**Input data:**

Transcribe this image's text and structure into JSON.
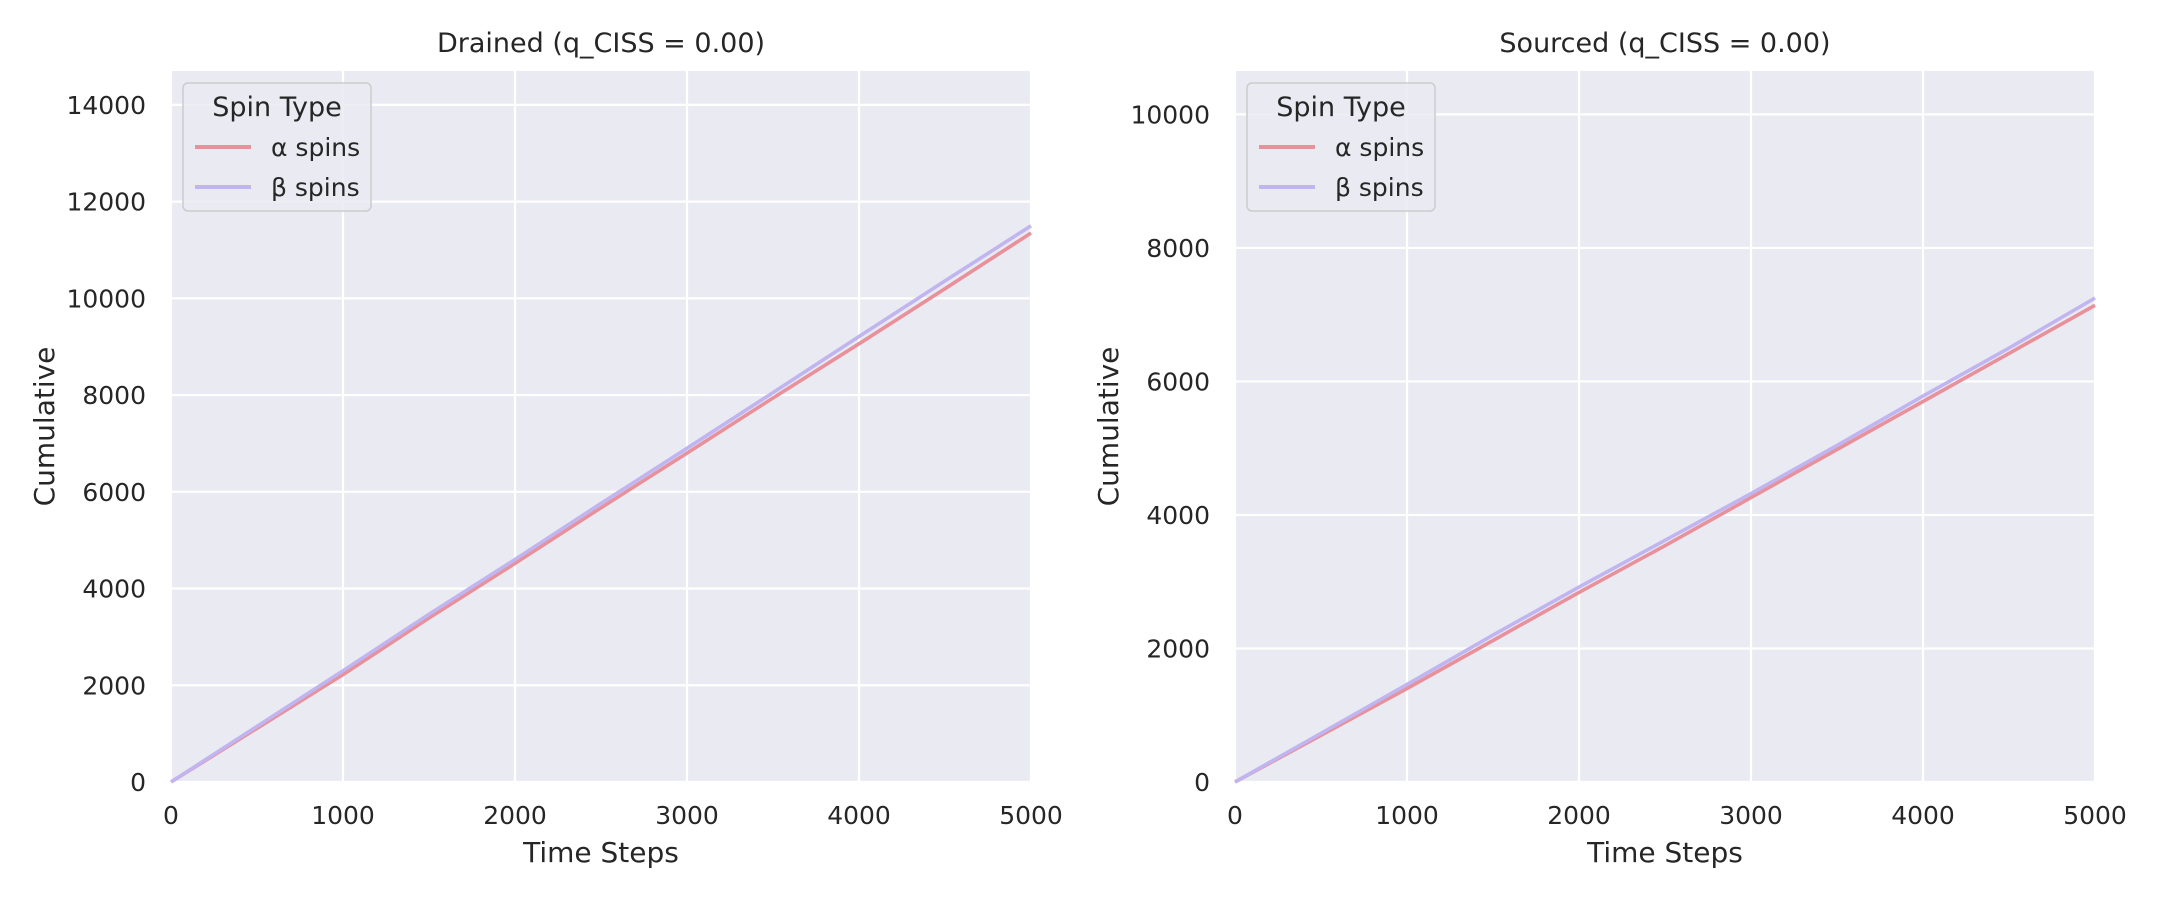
{
  "colors": {
    "alpha": "#e8919a",
    "beta": "#c0b5f0",
    "plot_background": "#eaeaf2",
    "grid": "#ffffff"
  },
  "chart_data": [
    {
      "type": "line",
      "title": "Drained (q_CISS = 0.00)",
      "xlabel": "Time Steps",
      "ylabel": "Cumulative",
      "xlim": [
        0,
        5000
      ],
      "ylim": [
        0,
        14700
      ],
      "xticks": [
        0,
        1000,
        2000,
        3000,
        4000,
        5000
      ],
      "yticks": [
        0,
        2000,
        4000,
        6000,
        8000,
        10000,
        12000,
        14000
      ],
      "grid": true,
      "legend": {
        "title": "Spin Type",
        "position": "upper left"
      },
      "series": [
        {
          "name": "α spins",
          "color": "#e8919a",
          "x": [
            0,
            500,
            1000,
            1500,
            2000,
            2500,
            3000,
            3500,
            4000,
            4500,
            5000
          ],
          "y": [
            0,
            1110,
            2220,
            3390,
            4520,
            5670,
            6800,
            7940,
            9060,
            10200,
            11350
          ]
        },
        {
          "name": "β spins",
          "color": "#c0b5f0",
          "x": [
            0,
            500,
            1000,
            1500,
            2000,
            2500,
            3000,
            3500,
            4000,
            4500,
            5000
          ],
          "y": [
            0,
            1150,
            2300,
            3470,
            4600,
            5760,
            6900,
            8050,
            9210,
            10360,
            11500
          ]
        }
      ]
    },
    {
      "type": "line",
      "title": "Sourced (q_CISS = 0.00)",
      "xlabel": "Time Steps",
      "ylabel": "Cumulative",
      "xlim": [
        0,
        5000
      ],
      "ylim": [
        0,
        10650
      ],
      "xticks": [
        0,
        1000,
        2000,
        3000,
        4000,
        5000
      ],
      "yticks": [
        0,
        2000,
        4000,
        6000,
        8000,
        10000
      ],
      "grid": true,
      "legend": {
        "title": "Spin Type",
        "position": "upper left"
      },
      "series": [
        {
          "name": "α spins",
          "color": "#e8919a",
          "x": [
            0,
            500,
            1000,
            1500,
            2000,
            2500,
            3000,
            3500,
            4000,
            4500,
            5000
          ],
          "y": [
            0,
            700,
            1400,
            2120,
            2840,
            3540,
            4260,
            4980,
            5700,
            6420,
            7140
          ]
        },
        {
          "name": "β spins",
          "color": "#c0b5f0",
          "x": [
            0,
            500,
            1000,
            1500,
            2000,
            2500,
            3000,
            3500,
            4000,
            4500,
            5000
          ],
          "y": [
            0,
            730,
            1460,
            2200,
            2920,
            3620,
            4320,
            5040,
            5780,
            6500,
            7250
          ]
        }
      ]
    }
  ]
}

**Instructions for the task:** Using the records above, output their complete text exactly, minus any images.

**Solution to this task:**
Transcribe this image's text and structure into JSON.
{
  "colors": {
    "alpha": "#e8919a",
    "beta": "#c0b5f0",
    "plot_background": "#eaeaf2",
    "grid": "#ffffff"
  },
  "chart_data": [
    {
      "type": "line",
      "title": "Drained (q_CISS = 0.00)",
      "xlabel": "Time Steps",
      "ylabel": "Cumulative",
      "xlim": [
        0,
        5000
      ],
      "ylim": [
        0,
        14700
      ],
      "xticks": [
        0,
        1000,
        2000,
        3000,
        4000,
        5000
      ],
      "yticks": [
        0,
        2000,
        4000,
        6000,
        8000,
        10000,
        12000,
        14000
      ],
      "grid": true,
      "legend": {
        "title": "Spin Type",
        "position": "upper left"
      },
      "series": [
        {
          "name": "α spins",
          "color": "#e8919a",
          "x": [
            0,
            500,
            1000,
            1500,
            2000,
            2500,
            3000,
            3500,
            4000,
            4500,
            5000
          ],
          "y": [
            0,
            1110,
            2220,
            3390,
            4520,
            5670,
            6800,
            7940,
            9060,
            10200,
            11350
          ]
        },
        {
          "name": "β spins",
          "color": "#c0b5f0",
          "x": [
            0,
            500,
            1000,
            1500,
            2000,
            2500,
            3000,
            3500,
            4000,
            4500,
            5000
          ],
          "y": [
            0,
            1150,
            2300,
            3470,
            4600,
            5760,
            6900,
            8050,
            9210,
            10360,
            11500
          ]
        }
      ]
    },
    {
      "type": "line",
      "title": "Sourced (q_CISS = 0.00)",
      "xlabel": "Time Steps",
      "ylabel": "Cumulative",
      "xlim": [
        0,
        5000
      ],
      "ylim": [
        0,
        10650
      ],
      "xticks": [
        0,
        1000,
        2000,
        3000,
        4000,
        5000
      ],
      "yticks": [
        0,
        2000,
        4000,
        6000,
        8000,
        10000
      ],
      "grid": true,
      "legend": {
        "title": "Spin Type",
        "position": "upper left"
      },
      "series": [
        {
          "name": "α spins",
          "color": "#e8919a",
          "x": [
            0,
            500,
            1000,
            1500,
            2000,
            2500,
            3000,
            3500,
            4000,
            4500,
            5000
          ],
          "y": [
            0,
            700,
            1400,
            2120,
            2840,
            3540,
            4260,
            4980,
            5700,
            6420,
            7140
          ]
        },
        {
          "name": "β spins",
          "color": "#c0b5f0",
          "x": [
            0,
            500,
            1000,
            1500,
            2000,
            2500,
            3000,
            3500,
            4000,
            4500,
            5000
          ],
          "y": [
            0,
            730,
            1460,
            2200,
            2920,
            3620,
            4320,
            5040,
            5780,
            6500,
            7250
          ]
        }
      ]
    }
  ]
}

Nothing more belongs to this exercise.